-- Required task --
Write out each line of the listing as it stands, without the images.

-- Records supplied --
<<<<
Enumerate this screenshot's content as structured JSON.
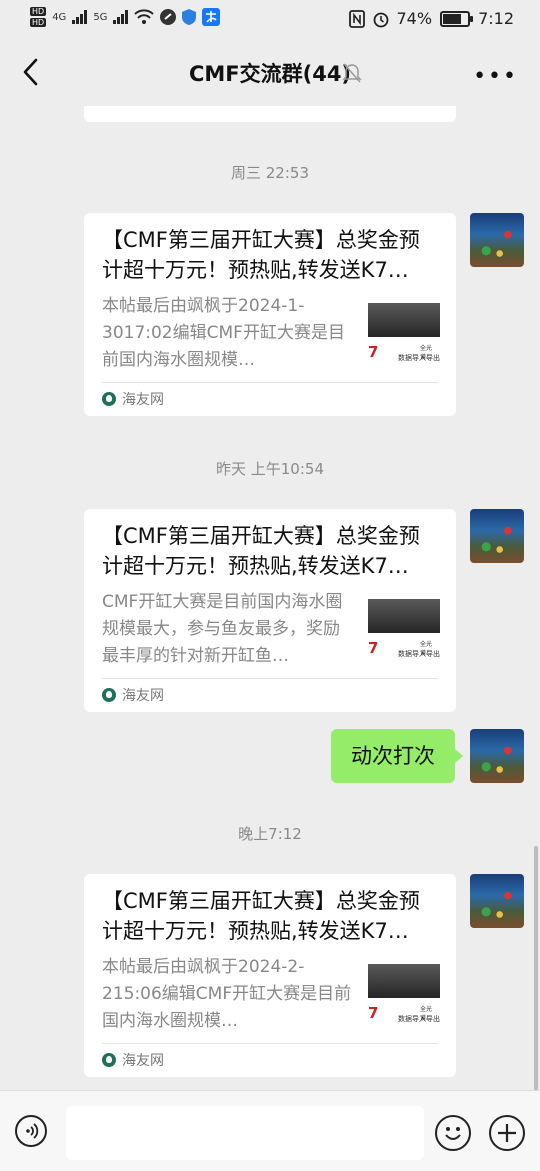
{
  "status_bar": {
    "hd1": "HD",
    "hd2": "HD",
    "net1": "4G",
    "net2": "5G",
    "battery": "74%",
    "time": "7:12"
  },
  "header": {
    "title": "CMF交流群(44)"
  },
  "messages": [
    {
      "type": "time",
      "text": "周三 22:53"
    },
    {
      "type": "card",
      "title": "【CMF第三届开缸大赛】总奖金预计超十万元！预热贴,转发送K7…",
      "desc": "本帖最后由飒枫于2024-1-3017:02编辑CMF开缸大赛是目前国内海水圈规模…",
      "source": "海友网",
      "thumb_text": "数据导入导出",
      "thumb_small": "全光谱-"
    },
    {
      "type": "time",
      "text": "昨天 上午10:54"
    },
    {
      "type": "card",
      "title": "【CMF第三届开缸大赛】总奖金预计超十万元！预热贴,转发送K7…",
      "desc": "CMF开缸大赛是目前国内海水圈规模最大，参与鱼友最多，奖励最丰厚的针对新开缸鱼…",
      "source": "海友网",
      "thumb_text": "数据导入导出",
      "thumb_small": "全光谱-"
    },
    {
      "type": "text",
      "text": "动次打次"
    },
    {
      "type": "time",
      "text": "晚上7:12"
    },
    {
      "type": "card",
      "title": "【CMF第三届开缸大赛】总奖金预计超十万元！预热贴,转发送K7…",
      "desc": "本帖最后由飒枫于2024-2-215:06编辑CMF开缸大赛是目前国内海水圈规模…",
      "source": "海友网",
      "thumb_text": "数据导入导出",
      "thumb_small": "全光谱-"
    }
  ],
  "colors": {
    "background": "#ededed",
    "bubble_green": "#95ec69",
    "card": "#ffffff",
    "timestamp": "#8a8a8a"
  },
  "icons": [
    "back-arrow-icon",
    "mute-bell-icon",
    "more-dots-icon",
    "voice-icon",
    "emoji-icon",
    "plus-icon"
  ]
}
>>>>
-- Solution below --
Enumerate this screenshot's content as structured JSON.
{
  "status_bar": {
    "hd1": "HD",
    "hd2": "HD",
    "net1": "4G",
    "net2": "5G",
    "battery": "74%",
    "time": "7:12"
  },
  "header": {
    "title": "CMF交流群(44)"
  },
  "messages": [
    {
      "type": "time",
      "text": "周三 22:53"
    },
    {
      "type": "card",
      "title": "【CMF第三届开缸大赛】总奖金预计超十万元！预热贴,转发送K7…",
      "desc": "本帖最后由飒枫于2024-1-3017:02编辑CMF开缸大赛是目前国内海水圈规模…",
      "source": "海友网",
      "thumb_text": "数据导入导出",
      "thumb_small": "全光谱-"
    },
    {
      "type": "time",
      "text": "昨天 上午10:54"
    },
    {
      "type": "card",
      "title": "【CMF第三届开缸大赛】总奖金预计超十万元！预热贴,转发送K7…",
      "desc": "CMF开缸大赛是目前国内海水圈规模最大，参与鱼友最多，奖励最丰厚的针对新开缸鱼…",
      "source": "海友网",
      "thumb_text": "数据导入导出",
      "thumb_small": "全光谱-"
    },
    {
      "type": "text",
      "text": "动次打次"
    },
    {
      "type": "time",
      "text": "晚上7:12"
    },
    {
      "type": "card",
      "title": "【CMF第三届开缸大赛】总奖金预计超十万元！预热贴,转发送K7…",
      "desc": "本帖最后由飒枫于2024-2-215:06编辑CMF开缸大赛是目前国内海水圈规模…",
      "source": "海友网",
      "thumb_text": "数据导入导出",
      "thumb_small": "全光谱-"
    }
  ],
  "colors": {
    "background": "#ededed",
    "bubble_green": "#95ec69",
    "card": "#ffffff",
    "timestamp": "#8a8a8a"
  },
  "icons": [
    "back-arrow-icon",
    "mute-bell-icon",
    "more-dots-icon",
    "voice-icon",
    "emoji-icon",
    "plus-icon"
  ]
}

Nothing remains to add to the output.